Restate the data word for word and leave the images out.

━━ GIVEN DATA

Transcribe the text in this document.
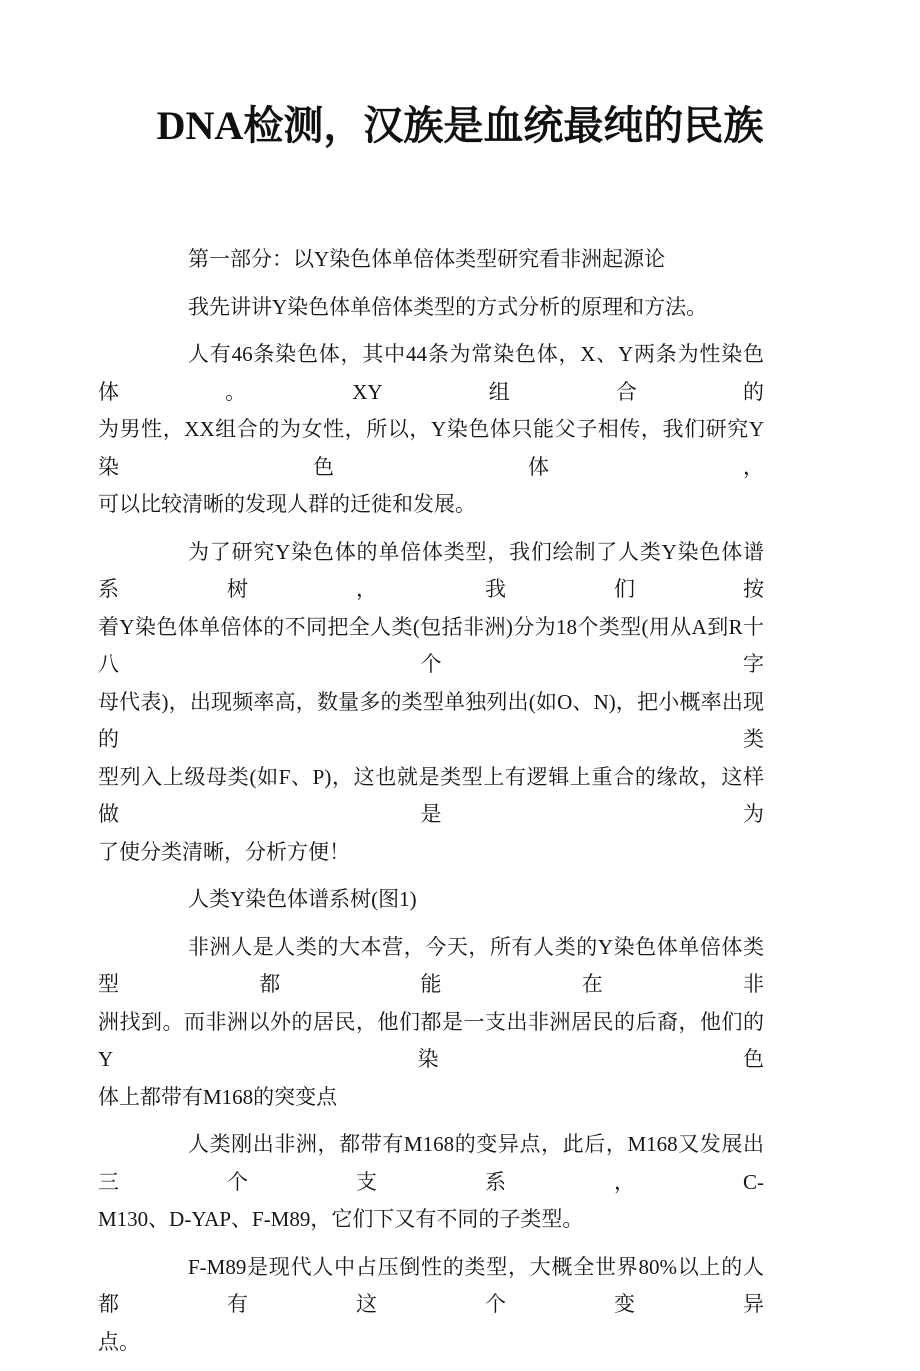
DNA检测，汉族是血统最纯的民族
第一部分：以Y染色体单倍体类型研究看非洲起源论
我先讲讲Y染色体单倍体类型的方式分析的原理和方法。
人有46条染色体，其中44条为常染色体，X、Y两条为性染色体。XY组合的
为男性，XX组合的为女性，所以，Y染色体只能父子相传，我们研究Y染色体，
可以比较清晰的发现人群的迁徙和发展。
为了研究Y染色体的单倍体类型，我们绘制了人类Y染色体谱系树，我们按
着Y染色体单倍体的不同把全人类(包括非洲)分为18个类型(用从A到R十八个字
母代表)，出现频率高，数量多的类型单独列出(如O、N)，把小概率出现的类
型列入上级母类(如F、P)，这也就是类型上有逻辑上重合的缘故，这样做是为
了使分类清晰，分析方便！
人类Y染色体谱系树(图1)
非洲人是人类的大本营，今天，所有人类的Y染色体单倍体类型都能在非
洲找到。而非洲以外的居民，他们都是一支出非洲居民的后裔，他们的Y染色
体上都带有M168的突变点
人类刚出非洲，都带有M168的变异点，此后，M168又发展出三个支系，C-
M130、D-YAP、F-M89，它们下又有不同的子类型。
F-M89是现代人中占压倒性的类型，大概全世界80%以上的人都有这个变异
点。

━━━━

• [REPLY]
Transcribe the text in this document.
DNA检测，汉族是血统最纯的民族
第一部分：以Y染色体单倍体类型研究看非洲起源论
我先讲讲Y染色体单倍体类型的方式分析的原理和方法。
人有46条染色体，其中44条为常染色体，X、Y两条为性染色体。XY组合的
为男性，XX组合的为女性，所以，Y染色体只能父子相传，我们研究Y染色体，
可以比较清晰的发现人群的迁徙和发展。
为了研究Y染色体的单倍体类型，我们绘制了人类Y染色体谱系树，我们按
着Y染色体单倍体的不同把全人类(包括非洲)分为18个类型(用从A到R十八个字
母代表)，出现频率高，数量多的类型单独列出(如O、N)，把小概率出现的类
型列入上级母类(如F、P)，这也就是类型上有逻辑上重合的缘故，这样做是为
了使分类清晰，分析方便！
人类Y染色体谱系树(图1)
非洲人是人类的大本营，今天，所有人类的Y染色体单倍体类型都能在非
洲找到。而非洲以外的居民，他们都是一支出非洲居民的后裔，他们的Y染色
体上都带有M168的突变点
人类刚出非洲，都带有M168的变异点，此后，M168又发展出三个支系，C-
M130、D-YAP、F-M89，它们下又有不同的子类型。
F-M89是现代人中占压倒性的类型，大概全世界80%以上的人都有这个变异
点。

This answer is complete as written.